#### What to work on
Give back the full material, exactly as it reads.

####################

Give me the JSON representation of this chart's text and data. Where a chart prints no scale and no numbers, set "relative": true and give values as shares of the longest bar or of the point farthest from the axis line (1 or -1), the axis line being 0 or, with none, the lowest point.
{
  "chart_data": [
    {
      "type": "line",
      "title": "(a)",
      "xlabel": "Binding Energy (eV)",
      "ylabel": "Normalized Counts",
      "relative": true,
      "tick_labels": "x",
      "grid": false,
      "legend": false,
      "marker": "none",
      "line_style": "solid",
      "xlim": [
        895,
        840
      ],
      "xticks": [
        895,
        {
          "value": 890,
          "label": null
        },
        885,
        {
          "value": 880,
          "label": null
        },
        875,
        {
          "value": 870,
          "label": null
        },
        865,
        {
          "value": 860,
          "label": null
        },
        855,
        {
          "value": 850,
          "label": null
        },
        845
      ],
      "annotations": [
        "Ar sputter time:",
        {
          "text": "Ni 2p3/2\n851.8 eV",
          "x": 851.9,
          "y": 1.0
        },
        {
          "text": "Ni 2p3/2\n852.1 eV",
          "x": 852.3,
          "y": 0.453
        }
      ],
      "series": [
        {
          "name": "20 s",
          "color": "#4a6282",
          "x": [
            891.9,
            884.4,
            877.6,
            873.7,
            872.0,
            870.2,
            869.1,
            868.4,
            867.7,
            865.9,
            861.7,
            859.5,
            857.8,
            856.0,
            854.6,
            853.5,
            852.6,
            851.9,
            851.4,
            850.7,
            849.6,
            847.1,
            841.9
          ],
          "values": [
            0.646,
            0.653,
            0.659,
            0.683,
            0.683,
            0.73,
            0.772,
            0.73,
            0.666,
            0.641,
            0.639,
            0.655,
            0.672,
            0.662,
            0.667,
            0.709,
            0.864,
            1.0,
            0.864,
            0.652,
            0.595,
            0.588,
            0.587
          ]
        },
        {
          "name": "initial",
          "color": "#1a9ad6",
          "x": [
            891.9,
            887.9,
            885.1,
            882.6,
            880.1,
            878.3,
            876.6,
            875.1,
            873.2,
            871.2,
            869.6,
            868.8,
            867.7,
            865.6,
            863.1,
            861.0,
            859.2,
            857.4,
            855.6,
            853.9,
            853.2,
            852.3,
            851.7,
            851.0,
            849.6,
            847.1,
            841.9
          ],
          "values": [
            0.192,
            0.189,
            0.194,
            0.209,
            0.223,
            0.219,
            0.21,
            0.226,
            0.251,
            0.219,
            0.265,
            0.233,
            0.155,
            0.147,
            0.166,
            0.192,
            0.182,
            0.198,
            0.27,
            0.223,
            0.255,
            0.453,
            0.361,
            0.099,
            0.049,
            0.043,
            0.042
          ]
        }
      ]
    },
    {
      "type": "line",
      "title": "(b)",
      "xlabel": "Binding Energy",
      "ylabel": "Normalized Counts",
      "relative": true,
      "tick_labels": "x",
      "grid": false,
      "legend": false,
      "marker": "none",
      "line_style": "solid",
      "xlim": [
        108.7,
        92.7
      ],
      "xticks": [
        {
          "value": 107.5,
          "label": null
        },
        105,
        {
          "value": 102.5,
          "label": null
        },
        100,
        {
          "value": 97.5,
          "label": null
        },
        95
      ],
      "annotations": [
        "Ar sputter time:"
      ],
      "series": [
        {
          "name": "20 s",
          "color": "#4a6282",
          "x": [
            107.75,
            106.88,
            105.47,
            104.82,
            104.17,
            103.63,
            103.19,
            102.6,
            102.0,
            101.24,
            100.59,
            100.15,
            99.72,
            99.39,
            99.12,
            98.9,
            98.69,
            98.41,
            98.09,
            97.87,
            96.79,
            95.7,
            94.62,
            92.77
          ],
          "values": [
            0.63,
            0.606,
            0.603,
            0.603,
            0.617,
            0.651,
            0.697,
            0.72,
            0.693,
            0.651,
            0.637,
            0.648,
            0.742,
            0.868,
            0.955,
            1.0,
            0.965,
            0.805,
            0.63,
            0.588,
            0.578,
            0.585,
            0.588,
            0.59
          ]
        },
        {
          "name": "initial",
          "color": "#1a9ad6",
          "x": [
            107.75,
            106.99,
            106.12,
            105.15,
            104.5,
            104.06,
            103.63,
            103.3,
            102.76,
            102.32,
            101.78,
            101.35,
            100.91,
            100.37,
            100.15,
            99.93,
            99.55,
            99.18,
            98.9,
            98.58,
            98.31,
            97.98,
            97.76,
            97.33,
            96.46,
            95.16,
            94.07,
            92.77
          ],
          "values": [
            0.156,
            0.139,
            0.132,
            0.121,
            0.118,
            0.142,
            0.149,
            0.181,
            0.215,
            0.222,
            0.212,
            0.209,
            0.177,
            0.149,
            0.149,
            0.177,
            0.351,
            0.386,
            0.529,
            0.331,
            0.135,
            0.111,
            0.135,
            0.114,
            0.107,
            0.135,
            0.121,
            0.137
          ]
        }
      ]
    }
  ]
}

####################

#### Exercise result
Give me the JSON representation of this chart's text and data. Where a chart prints no scale and no numbers, set "relative": true and give values as shares of the longest bar or of the point farthest from the axis line (1 or -1), the axis line being 0 or, with none, the lowest point.
{
  "chart_data": [
    {
      "type": "line",
      "title": "(a)",
      "xlabel": "Binding Energy (eV)",
      "ylabel": "Normalized Counts",
      "relative": true,
      "tick_labels": "x",
      "grid": false,
      "legend": false,
      "marker": "none",
      "line_style": "solid",
      "xlim": [
        895,
        840
      ],
      "xticks": [
        895,
        {
          "value": 890,
          "label": null
        },
        885,
        {
          "value": 880,
          "label": null
        },
        875,
        {
          "value": 870,
          "label": null
        },
        865,
        {
          "value": 860,
          "label": null
        },
        855,
        {
          "value": 850,
          "label": null
        },
        845
      ],
      "annotations": [
        "Ar sputter time:",
        {
          "text": "Ni 2p3/2\n851.8 eV",
          "x": 851.9,
          "y": 1.0
        },
        {
          "text": "Ni 2p3/2\n852.1 eV",
          "x": 852.3,
          "y": 0.453
        }
      ],
      "series": [
        {
          "name": "20 s",
          "color": "#4a6282",
          "x": [
            891.9,
            884.4,
            877.6,
            873.7,
            872.0,
            870.2,
            869.1,
            868.4,
            867.7,
            865.9,
            861.7,
            859.5,
            857.8,
            856.0,
            854.6,
            853.5,
            852.6,
            851.9,
            851.4,
            850.7,
            849.6,
            847.1,
            841.9
          ],
          "values": [
            0.646,
            0.653,
            0.659,
            0.683,
            0.683,
            0.73,
            0.772,
            0.73,
            0.666,
            0.641,
            0.639,
            0.655,
            0.672,
            0.662,
            0.667,
            0.709,
            0.864,
            1.0,
            0.864,
            0.652,
            0.595,
            0.588,
            0.587
          ]
        },
        {
          "name": "initial",
          "color": "#1a9ad6",
          "x": [
            891.9,
            887.9,
            885.1,
            882.6,
            880.1,
            878.3,
            876.6,
            875.1,
            873.2,
            871.2,
            869.6,
            868.8,
            867.7,
            865.6,
            863.1,
            861.0,
            859.2,
            857.4,
            855.6,
            853.9,
            853.2,
            852.3,
            851.7,
            851.0,
            849.6,
            847.1,
            841.9
          ],
          "values": [
            0.192,
            0.189,
            0.194,
            0.209,
            0.223,
            0.219,
            0.21,
            0.226,
            0.251,
            0.219,
            0.265,
            0.233,
            0.155,
            0.147,
            0.166,
            0.192,
            0.182,
            0.198,
            0.27,
            0.223,
            0.255,
            0.453,
            0.361,
            0.099,
            0.049,
            0.043,
            0.042
          ]
        }
      ]
    },
    {
      "type": "line",
      "title": "(b)",
      "xlabel": "Binding Energy",
      "ylabel": "Normalized Counts",
      "relative": true,
      "tick_labels": "x",
      "grid": false,
      "legend": false,
      "marker": "none",
      "line_style": "solid",
      "xlim": [
        108.7,
        92.7
      ],
      "xticks": [
        {
          "value": 107.5,
          "label": null
        },
        105,
        {
          "value": 102.5,
          "label": null
        },
        100,
        {
          "value": 97.5,
          "label": null
        },
        95
      ],
      "annotations": [
        "Ar sputter time:"
      ],
      "series": [
        {
          "name": "20 s",
          "color": "#4a6282",
          "x": [
            107.75,
            106.88,
            105.47,
            104.82,
            104.17,
            103.63,
            103.19,
            102.6,
            102.0,
            101.24,
            100.59,
            100.15,
            99.72,
            99.39,
            99.12,
            98.9,
            98.69,
            98.41,
            98.09,
            97.87,
            96.79,
            95.7,
            94.62,
            92.77
          ],
          "values": [
            0.63,
            0.606,
            0.603,
            0.603,
            0.617,
            0.651,
            0.697,
            0.72,
            0.693,
            0.651,
            0.637,
            0.648,
            0.742,
            0.868,
            0.955,
            1.0,
            0.965,
            0.805,
            0.63,
            0.588,
            0.578,
            0.585,
            0.588,
            0.59
          ]
        },
        {
          "name": "initial",
          "color": "#1a9ad6",
          "x": [
            107.75,
            106.99,
            106.12,
            105.15,
            104.5,
            104.06,
            103.63,
            103.3,
            102.76,
            102.32,
            101.78,
            101.35,
            100.91,
            100.37,
            100.15,
            99.93,
            99.55,
            99.18,
            98.9,
            98.58,
            98.31,
            97.98,
            97.76,
            97.33,
            96.46,
            95.16,
            94.07,
            92.77
          ],
          "values": [
            0.156,
            0.139,
            0.132,
            0.121,
            0.118,
            0.142,
            0.149,
            0.181,
            0.215,
            0.222,
            0.212,
            0.209,
            0.177,
            0.149,
            0.149,
            0.177,
            0.351,
            0.386,
            0.529,
            0.331,
            0.135,
            0.111,
            0.135,
            0.114,
            0.107,
            0.135,
            0.121,
            0.137
          ]
        }
      ]
    }
  ]
}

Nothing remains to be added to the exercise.